## Your instructions
Set the listing down again exactly, please, apart from its pictures.

## Data supplied
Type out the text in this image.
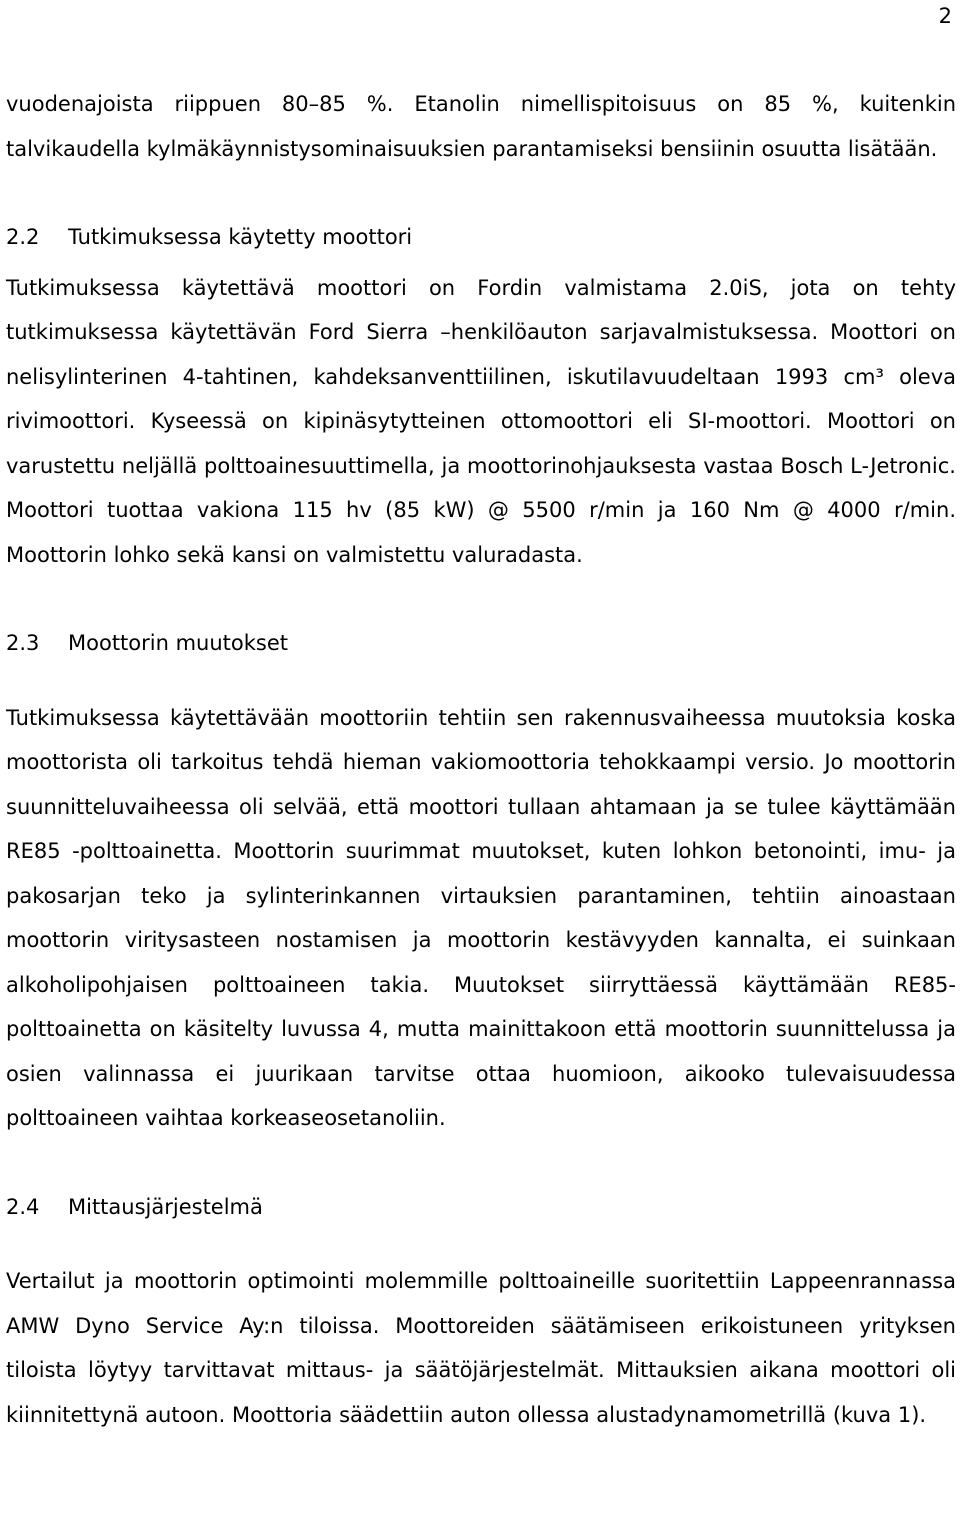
2

vuodenajoista riippuen 80–85 %. Etanolin nimellispitoisuus on 85 %, kuitenkin talvikaudella kylmäkäynnistysominaisuuksien parantamiseksi bensiinin osuutta lisätään.

2.2 Tutkimuksessa käytetty moottori

Tutkimuksessa käytettävä moottori on Fordin valmistama 2.0iS, jota on tehty tutkimuksessa käytettävän Ford Sierra –henkilöauton sarjavalmistuksessa. Moottori on nelisylinterinen 4-tahtinen, kahdeksanventtiilinen, iskutilavuudeltaan 1993 cm³ oleva rivimoottori. Kyseessä on kipinäsytytteinen ottomoottori eli SI-moottori. Moottori on varustettu neljällä polttoainesuuttimella, ja moottorinohjauksesta vastaa Bosch L-Jetronic. Moottori tuottaa vakiona 115 hv (85 kW) @ 5500 r/min ja 160 Nm @ 4000 r/min. Moottorin lohko sekä kansi on valmistettu valuradasta.

2.3 Moottorin muutokset

Tutkimuksessa käytettävään moottoriin tehtiin sen rakennusvaiheessa muutoksia koska moottorista oli tarkoitus tehdä hieman vakiomoottoria tehokkaampi versio. Jo moottorin suunnitteluvaiheessa oli selvää, että moottori tullaan ahtamaan ja se tulee käyttämään RE85 -polttoainetta. Moottorin suurimmat muutokset, kuten lohkon betonointi, imu- ja pakosarjan teko ja sylinterinkannen virtauksien parantaminen, tehtiin ainoastaan moottorin viritysasteen nostamisen ja moottorin kestävyyden kannalta, ei suinkaan alkoholipohjaisen polttoaineen takia. Muutokset siirryttäessä käyttämään RE85-polttoainetta on käsitelty luvussa 4, mutta mainittakoon että moottorin suunnittelussa ja osien valinnassa ei juurikaan tarvitse ottaa huomioon, aikooko tulevaisuudessa polttoaineen vaihtaa korkeaseosetanoliin.

2.4 Mittausjärjestelmä

Vertailut ja moottorin optimointi molemmille polttoaineille suoritettiin Lappeenrannassa AMW Dyno Service Ay:n tiloissa. Moottoreiden säätämiseen erikoistuneen yrityksen tiloista löytyy tarvittavat mittaus- ja säätöjärjestelmät. Mittauksien aikana moottori oli kiinnitettynä autoon. Moottoria säädettiin auton ollessa alustadynamometrillä (kuva 1).
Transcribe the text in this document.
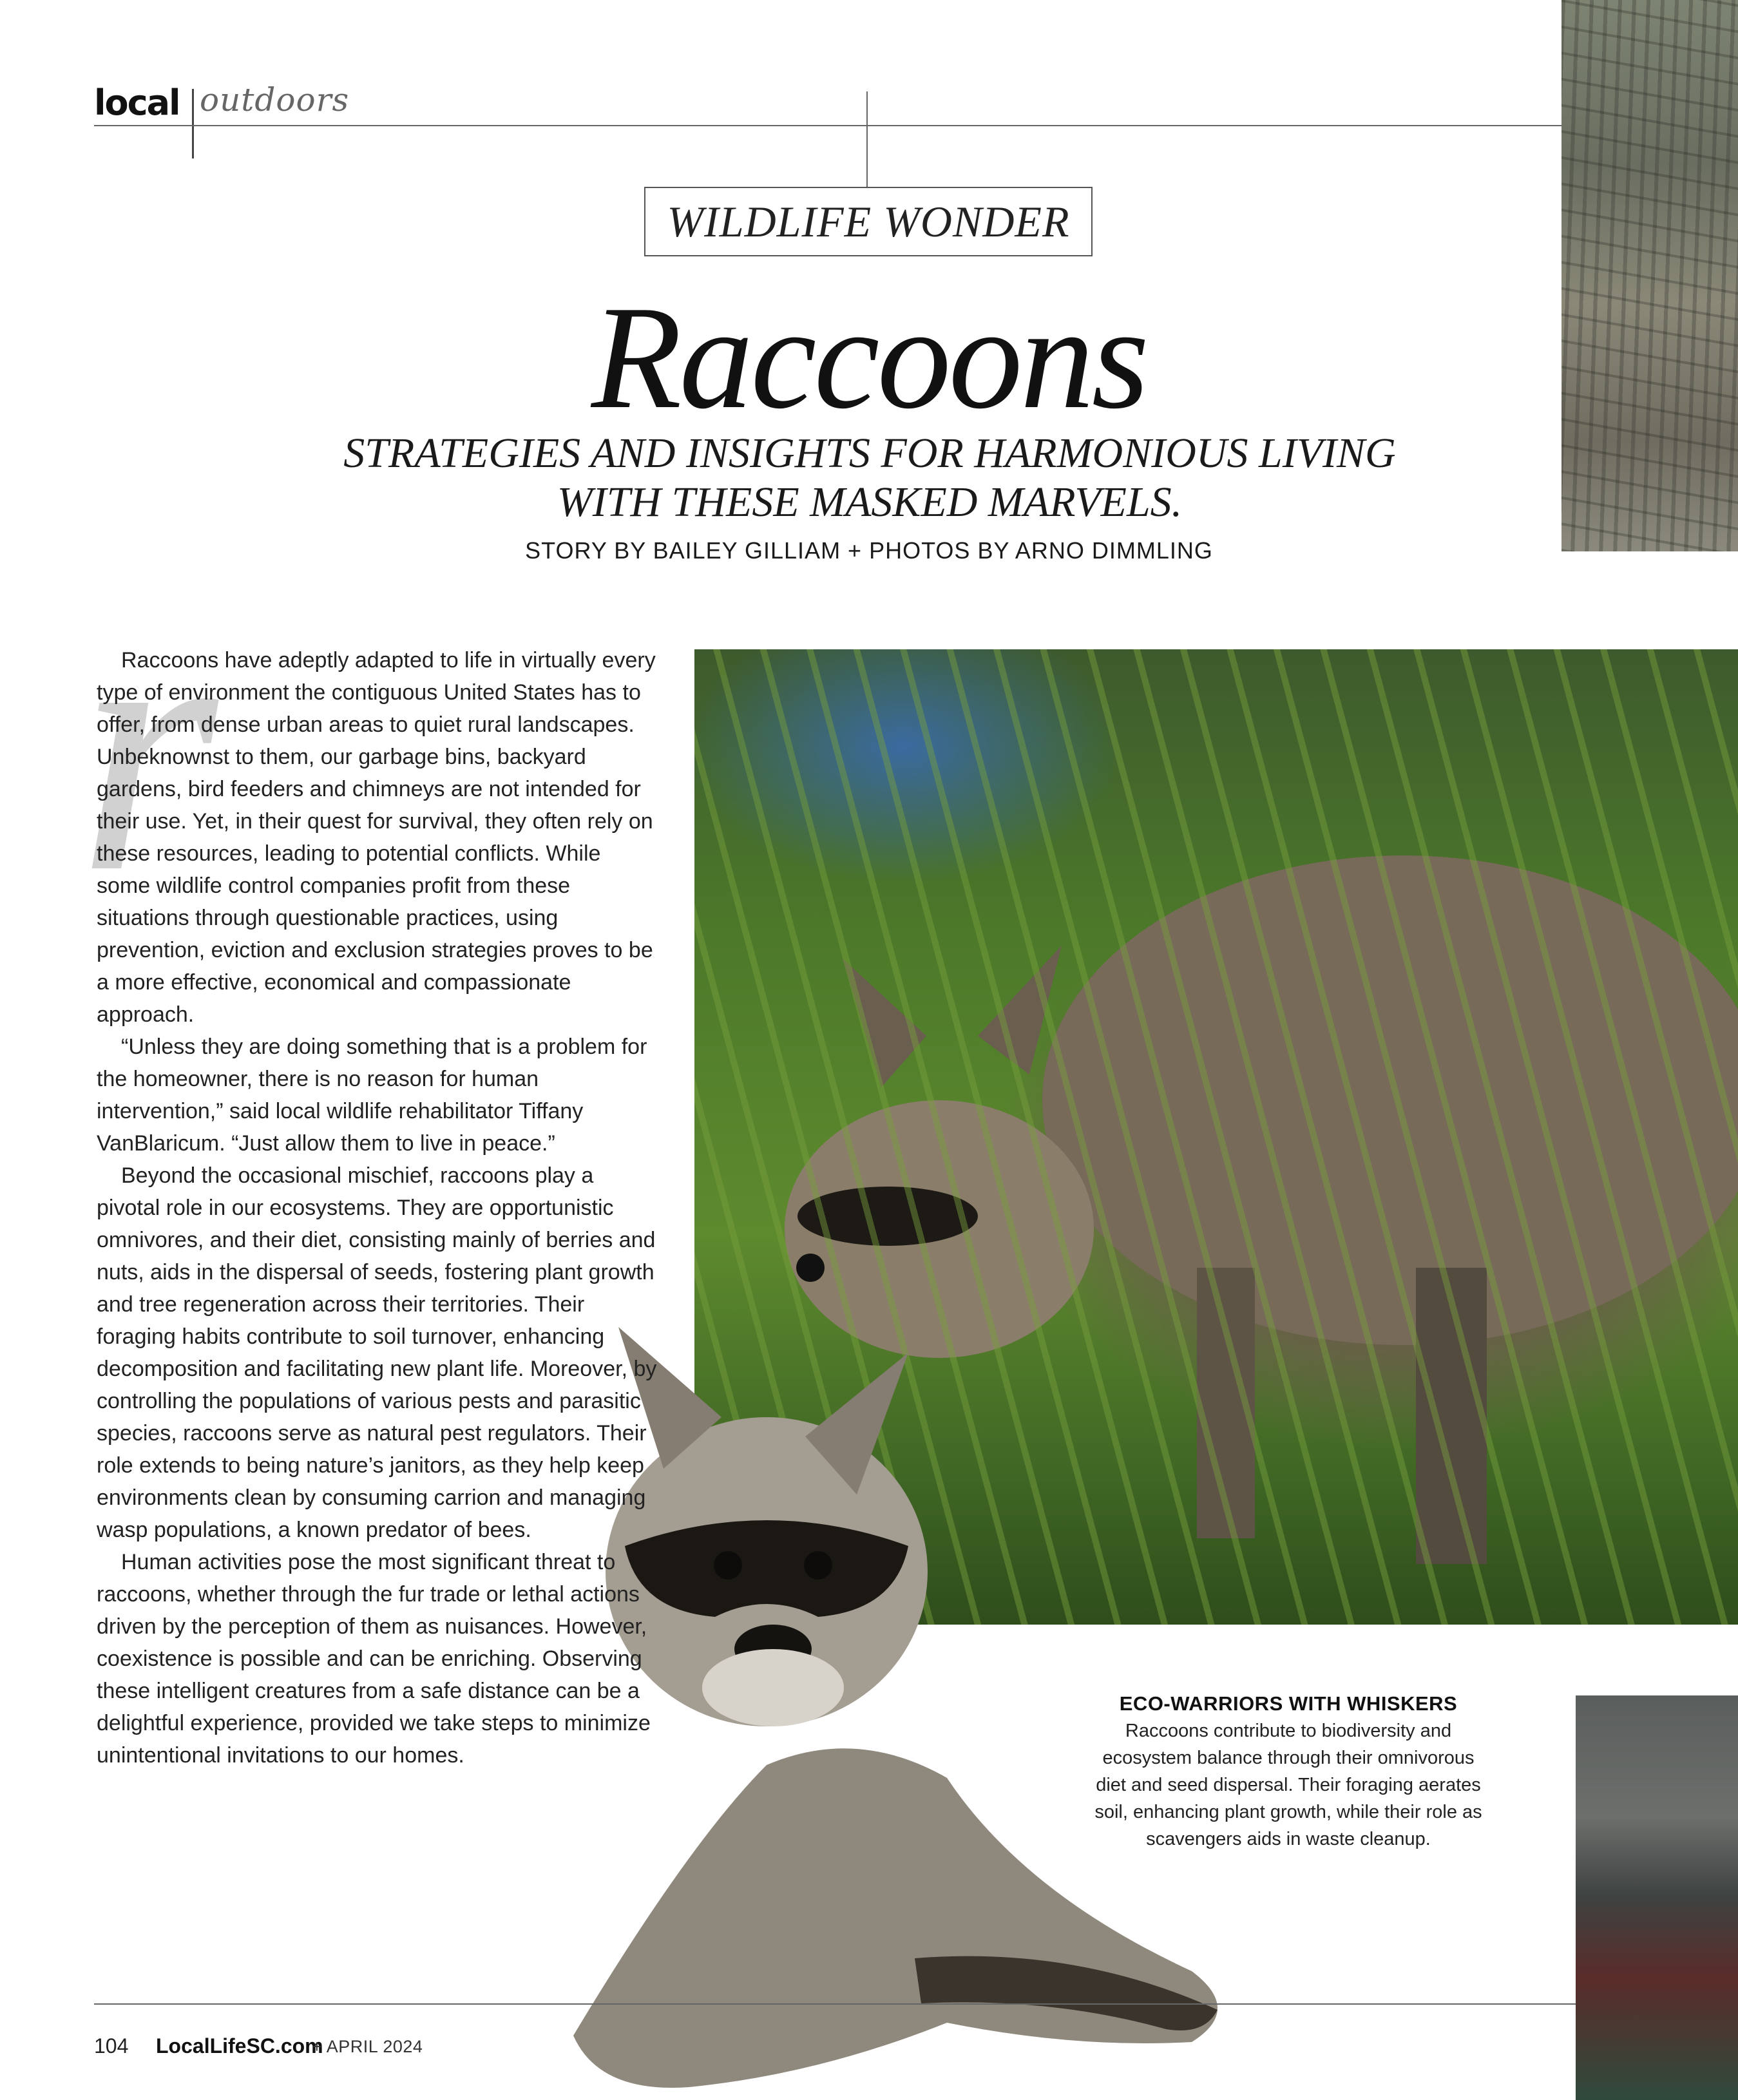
local outdoors
r
WILDLIFE WONDER
Raccoons
STRATEGIES AND INSIGHTS FOR HARMONIOUS LIVING WITH THESE MASKED MARVELS.
STORY BY BAILEY GILLIAM + PHOTOS BY ARNO DIMMLING

Raccoons have adeptly adapted to life in virtually every type of environment the contiguous United States has to offer, from dense urban areas to quiet rural landscapes. Unbeknownst to them, our garbage bins, backyard gardens, bird feeders and chimneys are not intended for their use. Yet, in their quest for survival, they often rely on these resources, leading to potential conflicts. While some wildlife control companies profit from these situations through questionable practices, using prevention, eviction and exclusion strategies proves to be a more effective, economical and compassionate approach.

“Unless they are doing something that is a problem for the homeowner, there is no reason for human intervention,” said local wildlife rehabilitator Tiffany VanBlaricum. “Just allow them to live in peace.”

Beyond the occasional mischief, raccoons play a pivotal role in our ecosystems. They are opportunistic omnivores, and their diet, consisting mainly of berries and nuts, aids in the dispersal of seeds, fostering plant growth and tree regeneration across their territories. Their foraging habits contribute to soil turnover, enhancing decomposition and facilitating new plant life. Moreover, by controlling the populations of various pests and parasitic species, raccoons serve as natural pest regulators. Their role extends to being nature’s janitors, as they help keep environments clean by consuming carrion and managing wasp populations, a known predator of bees.

Human activities pose the most significant threat to raccoons, whether through the fur trade or lethal actions driven by the perception of them as nuisances. However, coexistence is possible and can be enriching. Observing these intelligent creatures from a safe distance can be a delightful experience, provided we take steps to minimize unintentional invitations to our homes.

ECO-WARRIORS WITH WHISKERS
Raccoons contribute to biodiversity and ecosystem balance through their omnivorous diet and seed dispersal. Their foraging aerates soil, enhancing plant growth, while their role as scavengers aids in waste cleanup.
104 LocalLifeSC.com
+ APRIL 2024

## Correct output
Type out the text in this image.
2

vuodenajoista riippuen 80–85 %. Etanolin nimellispitoisuus on 85 %, kuitenkin talvikaudella kylmäkäynnistysominaisuuksien parantamiseksi bensiinin osuutta lisätään.

2.2 Tutkimuksessa käytetty moottori

Tutkimuksessa käytettävä moottori on Fordin valmistama 2.0iS, jota on tehty tutkimuksessa käytettävän Ford Sierra –henkilöauton sarjavalmistuksessa. Moottori on nelisylinterinen 4-tahtinen, kahdeksanventtiilinen, iskutilavuudeltaan 1993 cm³ oleva rivimoottori. Kyseessä on kipinäsytytteinen ottomoottori eli SI-moottori. Moottori on varustettu neljällä polttoainesuuttimella, ja moottorinohjauksesta vastaa Bosch L-Jetronic. Moottori tuottaa vakiona 115 hv (85 kW) @ 5500 r/min ja 160 Nm @ 4000 r/min. Moottorin lohko sekä kansi on valmistettu valuradasta.

2.3 Moottorin muutokset

Tutkimuksessa käytettävään moottoriin tehtiin sen rakennusvaiheessa muutoksia koska moottorista oli tarkoitus tehdä hieman vakiomoottoria tehokkaampi versio. Jo moottorin suunnitteluvaiheessa oli selvää, että moottori tullaan ahtamaan ja se tulee käyttämään RE85 -polttoainetta. Moottorin suurimmat muutokset, kuten lohkon betonointi, imu- ja pakosarjan teko ja sylinterinkannen virtauksien parantaminen, tehtiin ainoastaan moottorin viritysasteen nostamisen ja moottorin kestävyyden kannalta, ei suinkaan alkoholipohjaisen polttoaineen takia. Muutokset siirryttäessä käyttämään RE85-polttoainetta on käsitelty luvussa 4, mutta mainittakoon että moottorin suunnittelussa ja osien valinnassa ei juurikaan tarvitse ottaa huomioon, aikooko tulevaisuudessa polttoaineen vaihtaa korkeaseosetanoliin.

2.4 Mittausjärjestelmä

Vertailut ja moottorin optimointi molemmille polttoaineille suoritettiin Lappeenrannassa AMW Dyno Service Ay:n tiloissa. Moottoreiden säätämiseen erikoistuneen yrityksen tiloista löytyy tarvittavat mittaus- ja säätöjärjestelmät. Mittauksien aikana moottori oli kiinnitettynä autoon. Moottoria säädettiin auton ollessa alustadynamometrillä (kuva 1).
Transcribe the text in this document.
local outdoors
r
WILDLIFE WONDER
Raccoons
STRATEGIES AND INSIGHTS FOR HARMONIOUS LIVING WITH THESE MASKED MARVELS.
STORY BY BAILEY GILLIAM + PHOTOS BY ARNO DIMMLING

Raccoons have adeptly adapted to life in virtually every type of environment the contiguous United States has to offer, from dense urban areas to quiet rural landscapes. Unbeknownst to them, our garbage bins, backyard gardens, bird feeders and chimneys are not intended for their use. Yet, in their quest for survival, they often rely on these resources, leading to potential conflicts. While some wildlife control companies profit from these situations through questionable practices, using prevention, eviction and exclusion strategies proves to be a more effective, economical and compassionate approach.

“Unless they are doing something that is a problem for the homeowner, there is no reason for human intervention,” said local wildlife rehabilitator Tiffany VanBlaricum. “Just allow them to live in peace.”

Beyond the occasional mischief, raccoons play a pivotal role in our ecosystems. They are opportunistic omnivores, and their diet, consisting mainly of berries and nuts, aids in the dispersal of seeds, fostering plant growth and tree regeneration across their territories. Their foraging habits contribute to soil turnover, enhancing decomposition and facilitating new plant life. Moreover, by controlling the populations of various pests and parasitic species, raccoons serve as natural pest regulators. Their role extends to being nature’s janitors, as they help keep environments clean by consuming carrion and managing wasp populations, a known predator of bees.

Human activities pose the most significant threat to raccoons, whether through the fur trade or lethal actions driven by the perception of them as nuisances. However, coexistence is possible and can be enriching. Observing these intelligent creatures from a safe distance can be a delightful experience, provided we take steps to minimize unintentional invitations to our homes.

ECO-WARRIORS WITH WHISKERS
Raccoons contribute to biodiversity and ecosystem balance through their omnivorous diet and seed dispersal. Their foraging aerates soil, enhancing plant growth, while their role as scavengers aids in waste cleanup.
104 LocalLifeSC.com
+ APRIL 2024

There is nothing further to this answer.